In the listing below, locate the lines that hold the string "structured". Copy those lines.

Items from a figure collection:
━━━━━━

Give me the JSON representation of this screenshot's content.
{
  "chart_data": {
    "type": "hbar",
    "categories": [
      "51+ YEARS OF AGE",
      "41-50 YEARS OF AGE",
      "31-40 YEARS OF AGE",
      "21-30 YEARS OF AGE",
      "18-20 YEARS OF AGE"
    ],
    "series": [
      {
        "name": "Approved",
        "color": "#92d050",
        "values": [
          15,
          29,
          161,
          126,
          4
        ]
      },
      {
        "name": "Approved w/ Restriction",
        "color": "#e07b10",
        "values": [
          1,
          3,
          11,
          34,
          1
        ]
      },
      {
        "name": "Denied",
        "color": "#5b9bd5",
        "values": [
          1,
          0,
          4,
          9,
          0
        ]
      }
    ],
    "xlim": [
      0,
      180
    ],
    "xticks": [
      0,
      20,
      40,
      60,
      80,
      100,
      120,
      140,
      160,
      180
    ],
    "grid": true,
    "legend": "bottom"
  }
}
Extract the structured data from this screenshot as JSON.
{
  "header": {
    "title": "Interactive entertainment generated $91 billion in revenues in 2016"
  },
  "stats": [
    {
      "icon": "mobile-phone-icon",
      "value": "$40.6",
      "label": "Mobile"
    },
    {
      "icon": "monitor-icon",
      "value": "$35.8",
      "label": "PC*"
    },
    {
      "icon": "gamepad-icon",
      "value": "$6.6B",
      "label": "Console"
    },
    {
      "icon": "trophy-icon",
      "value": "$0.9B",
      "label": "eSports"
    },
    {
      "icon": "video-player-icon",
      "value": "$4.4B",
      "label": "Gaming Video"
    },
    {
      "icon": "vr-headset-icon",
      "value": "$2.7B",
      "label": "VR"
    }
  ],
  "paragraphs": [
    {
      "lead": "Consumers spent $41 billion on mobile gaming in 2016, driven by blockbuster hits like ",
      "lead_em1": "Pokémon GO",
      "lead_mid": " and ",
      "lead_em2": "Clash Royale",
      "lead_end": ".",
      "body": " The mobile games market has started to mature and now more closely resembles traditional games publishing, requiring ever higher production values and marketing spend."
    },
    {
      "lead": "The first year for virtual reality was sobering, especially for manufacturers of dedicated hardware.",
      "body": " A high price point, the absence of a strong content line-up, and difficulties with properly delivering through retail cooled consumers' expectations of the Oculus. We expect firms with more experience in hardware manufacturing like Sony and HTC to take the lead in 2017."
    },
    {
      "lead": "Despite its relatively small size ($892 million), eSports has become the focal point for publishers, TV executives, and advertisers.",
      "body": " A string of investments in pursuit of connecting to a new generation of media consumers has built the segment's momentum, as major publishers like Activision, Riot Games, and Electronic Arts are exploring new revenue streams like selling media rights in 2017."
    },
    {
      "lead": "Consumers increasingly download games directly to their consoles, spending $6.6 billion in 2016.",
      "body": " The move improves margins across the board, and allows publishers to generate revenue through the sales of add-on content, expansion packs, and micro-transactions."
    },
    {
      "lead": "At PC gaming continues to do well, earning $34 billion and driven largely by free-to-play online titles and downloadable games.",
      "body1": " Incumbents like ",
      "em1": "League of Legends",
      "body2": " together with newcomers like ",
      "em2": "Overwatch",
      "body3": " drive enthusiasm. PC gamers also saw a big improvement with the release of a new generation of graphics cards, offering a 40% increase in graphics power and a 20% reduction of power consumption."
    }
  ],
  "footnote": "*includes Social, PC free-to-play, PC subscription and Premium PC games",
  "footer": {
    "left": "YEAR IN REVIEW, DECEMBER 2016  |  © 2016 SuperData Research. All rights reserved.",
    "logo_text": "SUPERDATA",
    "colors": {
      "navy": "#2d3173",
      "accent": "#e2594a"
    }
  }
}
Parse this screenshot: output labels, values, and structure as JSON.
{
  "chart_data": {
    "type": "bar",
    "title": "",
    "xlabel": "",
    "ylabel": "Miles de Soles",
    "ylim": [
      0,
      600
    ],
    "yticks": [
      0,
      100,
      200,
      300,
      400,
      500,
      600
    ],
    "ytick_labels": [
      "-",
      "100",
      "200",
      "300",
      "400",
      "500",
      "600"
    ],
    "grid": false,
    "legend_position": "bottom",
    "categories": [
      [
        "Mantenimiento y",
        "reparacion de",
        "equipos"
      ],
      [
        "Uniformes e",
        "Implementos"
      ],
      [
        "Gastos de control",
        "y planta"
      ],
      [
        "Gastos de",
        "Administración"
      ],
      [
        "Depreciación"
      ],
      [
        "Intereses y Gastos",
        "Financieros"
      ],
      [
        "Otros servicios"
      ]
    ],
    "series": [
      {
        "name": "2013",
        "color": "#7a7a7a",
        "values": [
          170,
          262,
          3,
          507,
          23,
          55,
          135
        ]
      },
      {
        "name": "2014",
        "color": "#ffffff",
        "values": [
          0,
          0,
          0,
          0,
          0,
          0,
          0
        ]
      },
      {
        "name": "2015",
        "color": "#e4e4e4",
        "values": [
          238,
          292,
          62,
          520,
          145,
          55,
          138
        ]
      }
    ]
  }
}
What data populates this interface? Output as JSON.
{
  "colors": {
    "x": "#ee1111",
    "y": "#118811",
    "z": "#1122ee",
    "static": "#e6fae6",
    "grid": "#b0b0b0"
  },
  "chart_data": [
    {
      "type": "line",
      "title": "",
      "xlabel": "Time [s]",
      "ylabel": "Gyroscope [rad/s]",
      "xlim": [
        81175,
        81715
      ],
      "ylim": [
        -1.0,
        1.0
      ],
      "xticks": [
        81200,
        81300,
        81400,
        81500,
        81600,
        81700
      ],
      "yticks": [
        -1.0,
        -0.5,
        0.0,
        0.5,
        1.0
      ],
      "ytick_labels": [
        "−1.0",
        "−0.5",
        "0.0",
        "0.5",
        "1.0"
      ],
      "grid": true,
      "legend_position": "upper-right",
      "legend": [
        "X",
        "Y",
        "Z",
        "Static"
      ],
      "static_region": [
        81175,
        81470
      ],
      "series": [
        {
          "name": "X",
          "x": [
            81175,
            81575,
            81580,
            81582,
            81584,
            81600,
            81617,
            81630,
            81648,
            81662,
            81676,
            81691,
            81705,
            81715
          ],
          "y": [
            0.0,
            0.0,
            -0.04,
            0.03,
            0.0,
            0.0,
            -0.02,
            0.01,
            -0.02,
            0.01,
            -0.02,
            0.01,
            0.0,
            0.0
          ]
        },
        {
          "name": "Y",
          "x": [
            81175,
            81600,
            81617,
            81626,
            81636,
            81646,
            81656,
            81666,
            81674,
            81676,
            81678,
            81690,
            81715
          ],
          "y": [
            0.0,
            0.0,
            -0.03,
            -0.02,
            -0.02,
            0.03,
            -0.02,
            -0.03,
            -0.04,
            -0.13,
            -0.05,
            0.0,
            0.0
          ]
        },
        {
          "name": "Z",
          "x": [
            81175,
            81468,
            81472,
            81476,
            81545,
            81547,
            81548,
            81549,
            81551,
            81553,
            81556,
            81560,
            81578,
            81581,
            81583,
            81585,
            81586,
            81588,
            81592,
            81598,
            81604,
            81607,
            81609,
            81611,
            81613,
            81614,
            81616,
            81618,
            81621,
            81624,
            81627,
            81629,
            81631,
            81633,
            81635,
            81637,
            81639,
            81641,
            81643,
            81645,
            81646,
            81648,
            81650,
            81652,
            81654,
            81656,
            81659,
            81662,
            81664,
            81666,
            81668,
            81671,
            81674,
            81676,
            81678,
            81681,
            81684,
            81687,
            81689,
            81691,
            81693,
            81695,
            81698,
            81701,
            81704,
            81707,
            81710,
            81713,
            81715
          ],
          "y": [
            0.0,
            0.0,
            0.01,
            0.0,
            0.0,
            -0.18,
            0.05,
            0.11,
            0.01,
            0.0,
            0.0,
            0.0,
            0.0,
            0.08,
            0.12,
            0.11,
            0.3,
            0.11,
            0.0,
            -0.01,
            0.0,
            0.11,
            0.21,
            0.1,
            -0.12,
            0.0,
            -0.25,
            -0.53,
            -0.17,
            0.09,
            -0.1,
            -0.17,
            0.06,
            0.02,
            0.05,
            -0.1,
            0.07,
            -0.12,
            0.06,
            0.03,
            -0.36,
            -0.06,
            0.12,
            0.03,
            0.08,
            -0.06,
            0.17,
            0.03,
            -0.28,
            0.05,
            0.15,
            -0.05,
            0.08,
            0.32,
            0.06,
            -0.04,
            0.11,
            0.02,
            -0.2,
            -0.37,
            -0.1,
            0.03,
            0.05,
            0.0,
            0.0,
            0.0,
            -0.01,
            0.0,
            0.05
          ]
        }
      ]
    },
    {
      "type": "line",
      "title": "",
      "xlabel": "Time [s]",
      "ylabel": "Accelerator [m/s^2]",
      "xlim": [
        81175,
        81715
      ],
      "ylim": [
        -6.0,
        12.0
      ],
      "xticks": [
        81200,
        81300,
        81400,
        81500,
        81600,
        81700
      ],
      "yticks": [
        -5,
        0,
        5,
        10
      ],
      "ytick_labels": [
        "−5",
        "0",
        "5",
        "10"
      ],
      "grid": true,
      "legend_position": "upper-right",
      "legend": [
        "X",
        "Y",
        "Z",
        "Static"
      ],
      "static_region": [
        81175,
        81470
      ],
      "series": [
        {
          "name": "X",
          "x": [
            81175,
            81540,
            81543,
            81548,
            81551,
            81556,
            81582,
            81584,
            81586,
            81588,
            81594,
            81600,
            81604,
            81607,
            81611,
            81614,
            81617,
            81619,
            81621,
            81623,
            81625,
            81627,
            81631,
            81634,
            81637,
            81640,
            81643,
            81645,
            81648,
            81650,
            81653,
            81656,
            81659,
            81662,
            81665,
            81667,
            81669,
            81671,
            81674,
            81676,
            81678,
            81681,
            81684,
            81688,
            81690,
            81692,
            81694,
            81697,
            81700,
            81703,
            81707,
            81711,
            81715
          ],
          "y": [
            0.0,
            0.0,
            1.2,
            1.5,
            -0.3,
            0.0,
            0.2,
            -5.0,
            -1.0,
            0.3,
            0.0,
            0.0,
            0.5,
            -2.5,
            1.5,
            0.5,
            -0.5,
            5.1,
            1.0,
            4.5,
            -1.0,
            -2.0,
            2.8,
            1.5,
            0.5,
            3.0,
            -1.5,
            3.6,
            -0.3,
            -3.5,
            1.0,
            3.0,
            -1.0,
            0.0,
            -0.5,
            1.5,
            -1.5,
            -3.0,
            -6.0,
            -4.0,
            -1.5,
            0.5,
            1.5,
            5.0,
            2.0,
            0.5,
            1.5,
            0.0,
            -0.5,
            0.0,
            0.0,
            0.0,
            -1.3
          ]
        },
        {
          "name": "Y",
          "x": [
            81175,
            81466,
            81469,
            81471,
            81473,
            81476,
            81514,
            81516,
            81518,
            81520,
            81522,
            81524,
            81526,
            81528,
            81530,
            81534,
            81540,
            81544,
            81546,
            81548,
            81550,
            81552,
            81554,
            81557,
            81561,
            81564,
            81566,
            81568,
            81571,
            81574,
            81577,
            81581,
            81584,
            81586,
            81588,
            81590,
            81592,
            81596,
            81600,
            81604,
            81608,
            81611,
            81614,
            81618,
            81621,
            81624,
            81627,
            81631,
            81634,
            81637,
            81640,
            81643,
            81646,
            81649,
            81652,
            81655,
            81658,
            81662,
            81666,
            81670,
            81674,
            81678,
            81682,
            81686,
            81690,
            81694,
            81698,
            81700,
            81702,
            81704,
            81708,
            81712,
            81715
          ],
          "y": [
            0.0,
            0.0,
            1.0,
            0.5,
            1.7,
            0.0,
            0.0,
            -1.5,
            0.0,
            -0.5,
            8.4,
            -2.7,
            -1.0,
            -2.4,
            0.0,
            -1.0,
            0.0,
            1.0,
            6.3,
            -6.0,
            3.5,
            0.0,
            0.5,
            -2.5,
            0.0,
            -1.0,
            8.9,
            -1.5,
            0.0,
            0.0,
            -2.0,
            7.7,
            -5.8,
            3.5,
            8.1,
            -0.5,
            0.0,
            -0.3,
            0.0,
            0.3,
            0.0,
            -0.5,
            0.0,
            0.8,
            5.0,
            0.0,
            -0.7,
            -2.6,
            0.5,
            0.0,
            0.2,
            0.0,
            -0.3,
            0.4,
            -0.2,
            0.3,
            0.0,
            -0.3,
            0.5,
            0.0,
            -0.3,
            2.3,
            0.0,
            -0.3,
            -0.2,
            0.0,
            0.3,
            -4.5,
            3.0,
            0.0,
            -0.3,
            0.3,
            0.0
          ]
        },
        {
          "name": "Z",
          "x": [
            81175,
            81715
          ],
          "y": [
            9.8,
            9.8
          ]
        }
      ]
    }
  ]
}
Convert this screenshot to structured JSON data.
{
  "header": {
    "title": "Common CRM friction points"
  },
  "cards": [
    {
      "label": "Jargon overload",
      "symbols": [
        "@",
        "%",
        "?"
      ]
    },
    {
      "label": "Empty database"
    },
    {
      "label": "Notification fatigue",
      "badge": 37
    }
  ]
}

━━━━━━

* **Solved exercise**
Extract the structured data from this screenshot as JSON.
Convert this screenshot to structured JSON data.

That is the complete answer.